● Goal: Quote the entries in full, character for character, without their images.

● Data listing:
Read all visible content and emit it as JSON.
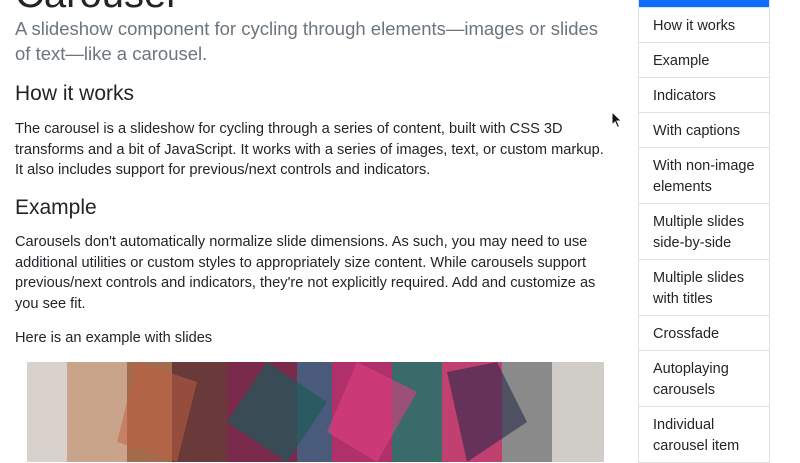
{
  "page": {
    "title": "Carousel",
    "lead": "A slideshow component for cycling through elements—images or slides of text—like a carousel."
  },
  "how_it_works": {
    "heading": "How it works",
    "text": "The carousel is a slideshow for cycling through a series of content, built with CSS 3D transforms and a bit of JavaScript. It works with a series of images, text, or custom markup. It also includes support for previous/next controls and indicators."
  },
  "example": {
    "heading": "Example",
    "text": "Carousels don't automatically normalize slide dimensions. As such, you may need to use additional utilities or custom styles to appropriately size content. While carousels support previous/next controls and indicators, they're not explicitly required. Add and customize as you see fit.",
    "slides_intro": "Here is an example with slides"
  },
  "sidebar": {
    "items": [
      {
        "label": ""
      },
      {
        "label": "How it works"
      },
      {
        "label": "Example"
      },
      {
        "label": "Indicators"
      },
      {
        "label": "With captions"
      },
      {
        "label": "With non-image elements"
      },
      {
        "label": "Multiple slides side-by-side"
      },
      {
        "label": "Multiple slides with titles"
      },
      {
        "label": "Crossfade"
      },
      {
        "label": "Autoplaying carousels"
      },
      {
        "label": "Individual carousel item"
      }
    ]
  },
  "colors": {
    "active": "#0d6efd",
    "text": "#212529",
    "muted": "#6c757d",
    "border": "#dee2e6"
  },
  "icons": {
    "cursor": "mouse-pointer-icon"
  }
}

● Solution to this task:
Read all visible content and emit it as JSON.
{
  "page": {
    "title": "Carousel",
    "lead": "A slideshow component for cycling through elements—images or slides of text—like a carousel."
  },
  "how_it_works": {
    "heading": "How it works",
    "text": "The carousel is a slideshow for cycling through a series of content, built with CSS 3D transforms and a bit of JavaScript. It works with a series of images, text, or custom markup. It also includes support for previous/next controls and indicators."
  },
  "example": {
    "heading": "Example",
    "text": "Carousels don't automatically normalize slide dimensions. As such, you may need to use additional utilities or custom styles to appropriately size content. While carousels support previous/next controls and indicators, they're not explicitly required. Add and customize as you see fit.",
    "slides_intro": "Here is an example with slides"
  },
  "sidebar": {
    "items": [
      {
        "label": ""
      },
      {
        "label": "How it works"
      },
      {
        "label": "Example"
      },
      {
        "label": "Indicators"
      },
      {
        "label": "With captions"
      },
      {
        "label": "With non-image elements"
      },
      {
        "label": "Multiple slides side-by-side"
      },
      {
        "label": "Multiple slides with titles"
      },
      {
        "label": "Crossfade"
      },
      {
        "label": "Autoplaying carousels"
      },
      {
        "label": "Individual carousel item"
      }
    ]
  },
  "colors": {
    "active": "#0d6efd",
    "text": "#212529",
    "muted": "#6c757d",
    "border": "#dee2e6"
  },
  "icons": {
    "cursor": "mouse-pointer-icon"
  }
}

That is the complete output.